Task prompt:
Will you print the material below without altering a single character?
BEGIN Excerpted data
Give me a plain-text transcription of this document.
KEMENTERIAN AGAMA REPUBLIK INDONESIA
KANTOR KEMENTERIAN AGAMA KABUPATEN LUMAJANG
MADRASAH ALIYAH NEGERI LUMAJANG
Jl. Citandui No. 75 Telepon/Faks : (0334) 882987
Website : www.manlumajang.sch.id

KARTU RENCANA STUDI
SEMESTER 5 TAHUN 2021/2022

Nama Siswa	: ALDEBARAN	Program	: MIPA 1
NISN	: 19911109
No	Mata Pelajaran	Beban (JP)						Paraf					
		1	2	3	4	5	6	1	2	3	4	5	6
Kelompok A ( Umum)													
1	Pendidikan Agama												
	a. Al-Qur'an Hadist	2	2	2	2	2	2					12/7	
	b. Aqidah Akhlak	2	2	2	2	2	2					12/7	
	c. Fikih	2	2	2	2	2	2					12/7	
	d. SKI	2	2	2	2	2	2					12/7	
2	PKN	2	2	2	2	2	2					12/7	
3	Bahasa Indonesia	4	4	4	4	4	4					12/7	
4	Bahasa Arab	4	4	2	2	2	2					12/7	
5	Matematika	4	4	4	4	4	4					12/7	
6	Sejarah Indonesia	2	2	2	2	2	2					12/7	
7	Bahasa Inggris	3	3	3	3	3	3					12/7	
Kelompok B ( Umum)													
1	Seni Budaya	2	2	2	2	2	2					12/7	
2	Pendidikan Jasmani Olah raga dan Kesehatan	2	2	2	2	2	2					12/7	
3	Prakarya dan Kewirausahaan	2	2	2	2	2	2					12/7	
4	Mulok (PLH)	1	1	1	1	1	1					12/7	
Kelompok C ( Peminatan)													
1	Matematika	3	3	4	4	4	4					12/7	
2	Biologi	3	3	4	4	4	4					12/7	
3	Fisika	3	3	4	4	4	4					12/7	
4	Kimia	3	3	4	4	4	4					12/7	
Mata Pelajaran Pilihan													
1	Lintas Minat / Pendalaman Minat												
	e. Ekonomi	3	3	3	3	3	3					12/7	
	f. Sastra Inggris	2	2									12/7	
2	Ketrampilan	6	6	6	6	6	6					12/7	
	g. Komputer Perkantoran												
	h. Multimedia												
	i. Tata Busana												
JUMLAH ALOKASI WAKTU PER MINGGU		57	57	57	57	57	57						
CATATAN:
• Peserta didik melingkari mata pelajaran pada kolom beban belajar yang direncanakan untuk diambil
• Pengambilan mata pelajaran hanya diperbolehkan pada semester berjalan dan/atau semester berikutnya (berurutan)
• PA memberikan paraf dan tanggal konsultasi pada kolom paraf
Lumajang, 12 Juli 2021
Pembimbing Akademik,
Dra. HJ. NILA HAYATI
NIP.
END Excerpted data
The completed task:
Give me a plain-text transcription of this document.
KEMENTERIAN AGAMA REPUBLIK INDONESIA
KANTOR KEMENTERIAN AGAMA KABUPATEN LUMAJANG
MADRASAH ALIYAH NEGERI LUMAJANG
Jl. Citandui No. 75 Telepon/Faks : (0334) 882987
Website : www.manlumajang.sch.id

KARTU RENCANA STUDI
SEMESTER 5 TAHUN 2021/2022

Nama Siswa	: ALDEBARAN	Program	: MIPA 1
NISN	: 19911109
No	Mata Pelajaran	Beban (JP)						Paraf					
		1	2	3	4	5	6	1	2	3	4	5	6
Kelompok A ( Umum)													
1	Pendidikan Agama												
	a. Al-Qur'an Hadist	2	2	2	2	2	2					12/7	
	b. Aqidah Akhlak	2	2	2	2	2	2					12/7	
	c. Fikih	2	2	2	2	2	2					12/7	
	d. SKI	2	2	2	2	2	2					12/7	
2	PKN	2	2	2	2	2	2					12/7	
3	Bahasa Indonesia	4	4	4	4	4	4					12/7	
4	Bahasa Arab	4	4	2	2	2	2					12/7	
5	Matematika	4	4	4	4	4	4					12/7	
6	Sejarah Indonesia	2	2	2	2	2	2					12/7	
7	Bahasa Inggris	3	3	3	3	3	3					12/7	
Kelompok B ( Umum)													
1	Seni Budaya	2	2	2	2	2	2					12/7	
2	Pendidikan Jasmani Olah raga dan Kesehatan	2	2	2	2	2	2					12/7	
3	Prakarya dan Kewirausahaan	2	2	2	2	2	2					12/7	
4	Mulok (PLH)	1	1	1	1	1	1					12/7	
Kelompok C ( Peminatan)													
1	Matematika	3	3	4	4	4	4					12/7	
2	Biologi	3	3	4	4	4	4					12/7	
3	Fisika	3	3	4	4	4	4					12/7	
4	Kimia	3	3	4	4	4	4					12/7	
Mata Pelajaran Pilihan													
1	Lintas Minat / Pendalaman Minat												
	e. Ekonomi	3	3	3	3	3	3					12/7	
	f. Sastra Inggris	2	2									12/7	
2	Ketrampilan	6	6	6	6	6	6					12/7	
	g. Komputer Perkantoran												
	h. Multimedia												
	i. Tata Busana												
JUMLAH ALOKASI WAKTU PER MINGGU		57	57	57	57	57	57						
CATATAN:
• Peserta didik melingkari mata pelajaran pada kolom beban belajar yang direncanakan untuk diambil
• Pengambilan mata pelajaran hanya diperbolehkan pada semester berjalan dan/atau semester berikutnya (berurutan)
• PA memberikan paraf dan tanggal konsultasi pada kolom paraf
Lumajang, 12 Juli 2021
Pembimbing Akademik,
Dra. HJ. NILA HAYATI
NIP.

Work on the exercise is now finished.